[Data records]
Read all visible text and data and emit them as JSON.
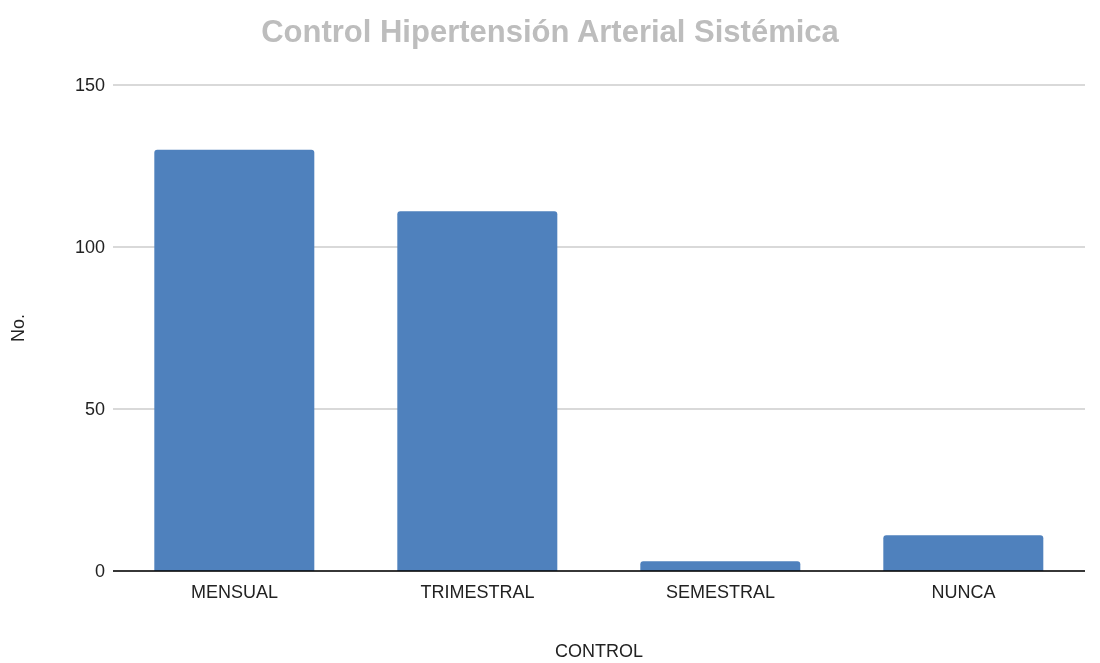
{
  "chart_data": {
    "type": "bar",
    "title": "Control Hipertensión Arterial Sistémica",
    "xlabel": "CONTROL",
    "ylabel": "No.",
    "categories": [
      "MENSUAL",
      "TRIMESTRAL",
      "SEMESTRAL",
      "NUNCA"
    ],
    "values": [
      130,
      111,
      3,
      11
    ],
    "color": "#4f81bd",
    "ylim": [
      0,
      150
    ],
    "yticks": [
      0,
      50,
      100,
      150
    ],
    "grid": "y"
  }
}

--- INSTRUCTIONS TO FOLLOW ---
Print each entry shown above with exact wording and no pictures.

--- EXPECTED OUTPUT ---
Read all visible text and data and emit them as JSON.
{
  "chart_data": {
    "type": "bar",
    "title": "Control Hipertensión Arterial Sistémica",
    "xlabel": "CONTROL",
    "ylabel": "No.",
    "categories": [
      "MENSUAL",
      "TRIMESTRAL",
      "SEMESTRAL",
      "NUNCA"
    ],
    "values": [
      130,
      111,
      3,
      11
    ],
    "color": "#4f81bd",
    "ylim": [
      0,
      150
    ],
    "yticks": [
      0,
      50,
      100,
      150
    ],
    "grid": "y"
  }
}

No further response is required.